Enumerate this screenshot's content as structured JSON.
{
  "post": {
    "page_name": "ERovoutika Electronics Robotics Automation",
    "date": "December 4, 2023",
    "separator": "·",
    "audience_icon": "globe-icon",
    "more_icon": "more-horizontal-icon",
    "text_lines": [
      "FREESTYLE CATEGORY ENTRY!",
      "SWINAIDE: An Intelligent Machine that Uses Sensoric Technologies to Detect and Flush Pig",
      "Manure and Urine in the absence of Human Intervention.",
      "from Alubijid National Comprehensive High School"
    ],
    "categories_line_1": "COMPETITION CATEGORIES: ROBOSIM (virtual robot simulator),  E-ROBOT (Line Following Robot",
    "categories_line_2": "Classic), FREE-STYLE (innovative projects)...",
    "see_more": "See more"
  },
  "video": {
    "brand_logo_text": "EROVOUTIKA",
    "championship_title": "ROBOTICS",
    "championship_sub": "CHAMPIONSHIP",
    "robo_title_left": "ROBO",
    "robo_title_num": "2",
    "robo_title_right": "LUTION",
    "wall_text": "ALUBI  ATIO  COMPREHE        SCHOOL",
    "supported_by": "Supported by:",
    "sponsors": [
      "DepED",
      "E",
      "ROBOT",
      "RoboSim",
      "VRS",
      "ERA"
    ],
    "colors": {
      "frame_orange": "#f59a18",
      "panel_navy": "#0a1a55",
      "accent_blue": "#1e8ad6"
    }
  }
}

The task: Filter the records, keeping only lines that contain "more", and show those lines.

Solution to the exercise:
    "more_icon": "more-horizontal-icon",
    "see_more": "See more"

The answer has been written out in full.